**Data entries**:
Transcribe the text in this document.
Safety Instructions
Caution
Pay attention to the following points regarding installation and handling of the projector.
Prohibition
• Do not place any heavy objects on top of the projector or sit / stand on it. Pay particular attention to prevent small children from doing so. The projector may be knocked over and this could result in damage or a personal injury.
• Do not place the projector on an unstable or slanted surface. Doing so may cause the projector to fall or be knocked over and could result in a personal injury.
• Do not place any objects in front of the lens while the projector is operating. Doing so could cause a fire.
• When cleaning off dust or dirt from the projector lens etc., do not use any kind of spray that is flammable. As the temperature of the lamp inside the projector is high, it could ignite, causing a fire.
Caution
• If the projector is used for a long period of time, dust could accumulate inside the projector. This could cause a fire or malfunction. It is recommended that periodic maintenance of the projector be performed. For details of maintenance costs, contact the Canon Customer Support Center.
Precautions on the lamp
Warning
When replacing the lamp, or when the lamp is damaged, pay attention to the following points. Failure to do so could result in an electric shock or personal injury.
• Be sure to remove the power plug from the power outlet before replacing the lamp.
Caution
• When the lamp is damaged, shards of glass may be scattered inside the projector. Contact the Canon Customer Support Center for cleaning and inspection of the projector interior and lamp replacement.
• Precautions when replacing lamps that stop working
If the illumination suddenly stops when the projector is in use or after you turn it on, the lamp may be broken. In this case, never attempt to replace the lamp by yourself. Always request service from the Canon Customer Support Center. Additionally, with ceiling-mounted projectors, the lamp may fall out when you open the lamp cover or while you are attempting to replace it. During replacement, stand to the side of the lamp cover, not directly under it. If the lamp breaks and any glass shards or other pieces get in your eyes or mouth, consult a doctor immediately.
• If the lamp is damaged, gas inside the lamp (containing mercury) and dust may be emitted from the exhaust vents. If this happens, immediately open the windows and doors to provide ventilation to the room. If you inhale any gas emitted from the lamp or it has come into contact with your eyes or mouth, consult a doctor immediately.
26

**Task goal**:
Collect the lines of the data that carry the word "Precautions".

**Finished answer**:
Precautions on the lamp
• Precautions when replacing lamps that stop working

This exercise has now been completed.